+++ SUPPLIED MATERIAL +++

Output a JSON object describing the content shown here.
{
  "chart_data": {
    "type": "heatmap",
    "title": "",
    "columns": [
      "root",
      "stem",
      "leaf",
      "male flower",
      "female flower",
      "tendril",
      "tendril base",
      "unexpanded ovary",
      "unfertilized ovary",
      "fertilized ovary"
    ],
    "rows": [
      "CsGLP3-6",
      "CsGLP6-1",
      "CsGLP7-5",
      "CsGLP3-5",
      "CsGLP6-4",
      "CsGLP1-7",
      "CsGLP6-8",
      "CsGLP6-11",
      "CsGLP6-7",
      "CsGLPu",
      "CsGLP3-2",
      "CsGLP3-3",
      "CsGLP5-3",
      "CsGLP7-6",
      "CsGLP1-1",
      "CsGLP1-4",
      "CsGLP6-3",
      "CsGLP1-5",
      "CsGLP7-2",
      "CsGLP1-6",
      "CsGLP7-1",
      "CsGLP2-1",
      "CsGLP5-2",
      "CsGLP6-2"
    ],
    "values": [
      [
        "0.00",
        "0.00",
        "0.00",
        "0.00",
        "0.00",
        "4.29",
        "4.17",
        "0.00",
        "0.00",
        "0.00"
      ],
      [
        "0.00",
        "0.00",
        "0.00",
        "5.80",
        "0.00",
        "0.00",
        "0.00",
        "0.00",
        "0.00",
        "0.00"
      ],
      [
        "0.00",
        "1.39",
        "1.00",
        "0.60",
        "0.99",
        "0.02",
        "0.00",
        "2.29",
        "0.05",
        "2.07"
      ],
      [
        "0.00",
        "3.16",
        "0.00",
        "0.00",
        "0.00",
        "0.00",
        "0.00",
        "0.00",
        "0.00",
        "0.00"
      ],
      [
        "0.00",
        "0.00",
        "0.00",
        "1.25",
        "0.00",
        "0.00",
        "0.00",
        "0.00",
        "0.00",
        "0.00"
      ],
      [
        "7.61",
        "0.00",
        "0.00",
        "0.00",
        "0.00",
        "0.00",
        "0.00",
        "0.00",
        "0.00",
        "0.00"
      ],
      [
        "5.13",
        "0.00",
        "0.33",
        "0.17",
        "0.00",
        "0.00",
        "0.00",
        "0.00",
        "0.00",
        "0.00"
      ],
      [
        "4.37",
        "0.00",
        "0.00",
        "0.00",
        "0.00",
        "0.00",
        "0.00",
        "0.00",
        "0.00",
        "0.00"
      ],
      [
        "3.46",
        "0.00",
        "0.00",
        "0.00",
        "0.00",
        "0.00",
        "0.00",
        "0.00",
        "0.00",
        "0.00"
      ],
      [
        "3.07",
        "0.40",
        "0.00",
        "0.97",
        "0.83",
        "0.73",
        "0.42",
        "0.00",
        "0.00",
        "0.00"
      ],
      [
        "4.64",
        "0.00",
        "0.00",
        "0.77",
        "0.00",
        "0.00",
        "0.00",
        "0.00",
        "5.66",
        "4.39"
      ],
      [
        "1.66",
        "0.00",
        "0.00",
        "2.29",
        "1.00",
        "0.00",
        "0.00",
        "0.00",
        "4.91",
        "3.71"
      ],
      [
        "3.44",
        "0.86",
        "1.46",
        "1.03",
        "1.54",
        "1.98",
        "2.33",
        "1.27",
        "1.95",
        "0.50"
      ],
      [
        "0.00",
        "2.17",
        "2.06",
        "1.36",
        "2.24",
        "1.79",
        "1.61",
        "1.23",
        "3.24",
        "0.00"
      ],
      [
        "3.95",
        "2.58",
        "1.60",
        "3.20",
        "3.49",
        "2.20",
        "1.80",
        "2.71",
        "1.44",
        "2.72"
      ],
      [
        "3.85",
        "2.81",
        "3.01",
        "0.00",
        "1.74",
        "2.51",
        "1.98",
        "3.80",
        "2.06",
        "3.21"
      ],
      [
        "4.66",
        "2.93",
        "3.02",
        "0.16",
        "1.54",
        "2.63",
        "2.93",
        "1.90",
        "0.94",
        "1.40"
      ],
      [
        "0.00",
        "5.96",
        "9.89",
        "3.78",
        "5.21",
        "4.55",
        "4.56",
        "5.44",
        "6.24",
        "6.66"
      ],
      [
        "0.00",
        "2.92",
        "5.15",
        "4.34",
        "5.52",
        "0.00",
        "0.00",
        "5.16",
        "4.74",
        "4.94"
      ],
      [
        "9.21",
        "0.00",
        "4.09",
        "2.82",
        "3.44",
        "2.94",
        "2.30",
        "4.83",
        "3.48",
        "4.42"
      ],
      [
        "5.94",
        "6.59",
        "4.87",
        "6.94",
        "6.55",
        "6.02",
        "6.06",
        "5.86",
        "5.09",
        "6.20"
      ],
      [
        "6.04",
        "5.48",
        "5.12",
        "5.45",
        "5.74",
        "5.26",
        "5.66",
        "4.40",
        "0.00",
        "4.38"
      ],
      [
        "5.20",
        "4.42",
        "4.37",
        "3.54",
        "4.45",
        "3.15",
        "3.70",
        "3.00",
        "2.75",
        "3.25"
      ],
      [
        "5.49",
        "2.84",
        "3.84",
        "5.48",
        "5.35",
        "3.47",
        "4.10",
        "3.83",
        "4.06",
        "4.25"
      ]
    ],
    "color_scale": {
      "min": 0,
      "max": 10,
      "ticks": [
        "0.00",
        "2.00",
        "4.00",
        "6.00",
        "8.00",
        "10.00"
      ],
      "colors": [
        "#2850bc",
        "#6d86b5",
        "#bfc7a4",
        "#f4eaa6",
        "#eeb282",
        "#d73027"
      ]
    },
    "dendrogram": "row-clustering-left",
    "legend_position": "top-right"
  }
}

+++

**STATED GOAL:** All of the records must be repeated exactly.

**SOLUTION TO THIS PROBLEM:**
Output a JSON object describing the content shown here.
{
  "chart_data": {
    "type": "heatmap",
    "title": "",
    "columns": [
      "root",
      "stem",
      "leaf",
      "male flower",
      "female flower",
      "tendril",
      "tendril base",
      "unexpanded ovary",
      "unfertilized ovary",
      "fertilized ovary"
    ],
    "rows": [
      "CsGLP3-6",
      "CsGLP6-1",
      "CsGLP7-5",
      "CsGLP3-5",
      "CsGLP6-4",
      "CsGLP1-7",
      "CsGLP6-8",
      "CsGLP6-11",
      "CsGLP6-7",
      "CsGLPu",
      "CsGLP3-2",
      "CsGLP3-3",
      "CsGLP5-3",
      "CsGLP7-6",
      "CsGLP1-1",
      "CsGLP1-4",
      "CsGLP6-3",
      "CsGLP1-5",
      "CsGLP7-2",
      "CsGLP1-6",
      "CsGLP7-1",
      "CsGLP2-1",
      "CsGLP5-2",
      "CsGLP6-2"
    ],
    "values": [
      [
        "0.00",
        "0.00",
        "0.00",
        "0.00",
        "0.00",
        "4.29",
        "4.17",
        "0.00",
        "0.00",
        "0.00"
      ],
      [
        "0.00",
        "0.00",
        "0.00",
        "5.80",
        "0.00",
        "0.00",
        "0.00",
        "0.00",
        "0.00",
        "0.00"
      ],
      [
        "0.00",
        "1.39",
        "1.00",
        "0.60",
        "0.99",
        "0.02",
        "0.00",
        "2.29",
        "0.05",
        "2.07"
      ],
      [
        "0.00",
        "3.16",
        "0.00",
        "0.00",
        "0.00",
        "0.00",
        "0.00",
        "0.00",
        "0.00",
        "0.00"
      ],
      [
        "0.00",
        "0.00",
        "0.00",
        "1.25",
        "0.00",
        "0.00",
        "0.00",
        "0.00",
        "0.00",
        "0.00"
      ],
      [
        "7.61",
        "0.00",
        "0.00",
        "0.00",
        "0.00",
        "0.00",
        "0.00",
        "0.00",
        "0.00",
        "0.00"
      ],
      [
        "5.13",
        "0.00",
        "0.33",
        "0.17",
        "0.00",
        "0.00",
        "0.00",
        "0.00",
        "0.00",
        "0.00"
      ],
      [
        "4.37",
        "0.00",
        "0.00",
        "0.00",
        "0.00",
        "0.00",
        "0.00",
        "0.00",
        "0.00",
        "0.00"
      ],
      [
        "3.46",
        "0.00",
        "0.00",
        "0.00",
        "0.00",
        "0.00",
        "0.00",
        "0.00",
        "0.00",
        "0.00"
      ],
      [
        "3.07",
        "0.40",
        "0.00",
        "0.97",
        "0.83",
        "0.73",
        "0.42",
        "0.00",
        "0.00",
        "0.00"
      ],
      [
        "4.64",
        "0.00",
        "0.00",
        "0.77",
        "0.00",
        "0.00",
        "0.00",
        "0.00",
        "5.66",
        "4.39"
      ],
      [
        "1.66",
        "0.00",
        "0.00",
        "2.29",
        "1.00",
        "0.00",
        "0.00",
        "0.00",
        "4.91",
        "3.71"
      ],
      [
        "3.44",
        "0.86",
        "1.46",
        "1.03",
        "1.54",
        "1.98",
        "2.33",
        "1.27",
        "1.95",
        "0.50"
      ],
      [
        "0.00",
        "2.17",
        "2.06",
        "1.36",
        "2.24",
        "1.79",
        "1.61",
        "1.23",
        "3.24",
        "0.00"
      ],
      [
        "3.95",
        "2.58",
        "1.60",
        "3.20",
        "3.49",
        "2.20",
        "1.80",
        "2.71",
        "1.44",
        "2.72"
      ],
      [
        "3.85",
        "2.81",
        "3.01",
        "0.00",
        "1.74",
        "2.51",
        "1.98",
        "3.80",
        "2.06",
        "3.21"
      ],
      [
        "4.66",
        "2.93",
        "3.02",
        "0.16",
        "1.54",
        "2.63",
        "2.93",
        "1.90",
        "0.94",
        "1.40"
      ],
      [
        "0.00",
        "5.96",
        "9.89",
        "3.78",
        "5.21",
        "4.55",
        "4.56",
        "5.44",
        "6.24",
        "6.66"
      ],
      [
        "0.00",
        "2.92",
        "5.15",
        "4.34",
        "5.52",
        "0.00",
        "0.00",
        "5.16",
        "4.74",
        "4.94"
      ],
      [
        "9.21",
        "0.00",
        "4.09",
        "2.82",
        "3.44",
        "2.94",
        "2.30",
        "4.83",
        "3.48",
        "4.42"
      ],
      [
        "5.94",
        "6.59",
        "4.87",
        "6.94",
        "6.55",
        "6.02",
        "6.06",
        "5.86",
        "5.09",
        "6.20"
      ],
      [
        "6.04",
        "5.48",
        "5.12",
        "5.45",
        "5.74",
        "5.26",
        "5.66",
        "4.40",
        "0.00",
        "4.38"
      ],
      [
        "5.20",
        "4.42",
        "4.37",
        "3.54",
        "4.45",
        "3.15",
        "3.70",
        "3.00",
        "2.75",
        "3.25"
      ],
      [
        "5.49",
        "2.84",
        "3.84",
        "5.48",
        "5.35",
        "3.47",
        "4.10",
        "3.83",
        "4.06",
        "4.25"
      ]
    ],
    "color_scale": {
      "min": 0,
      "max": 10,
      "ticks": [
        "0.00",
        "2.00",
        "4.00",
        "6.00",
        "8.00",
        "10.00"
      ],
      "colors": [
        "#2850bc",
        "#6d86b5",
        "#bfc7a4",
        "#f4eaa6",
        "#eeb282",
        "#d73027"
      ]
    },
    "dendrogram": "row-clustering-left",
    "legend_position": "top-right"
  }
}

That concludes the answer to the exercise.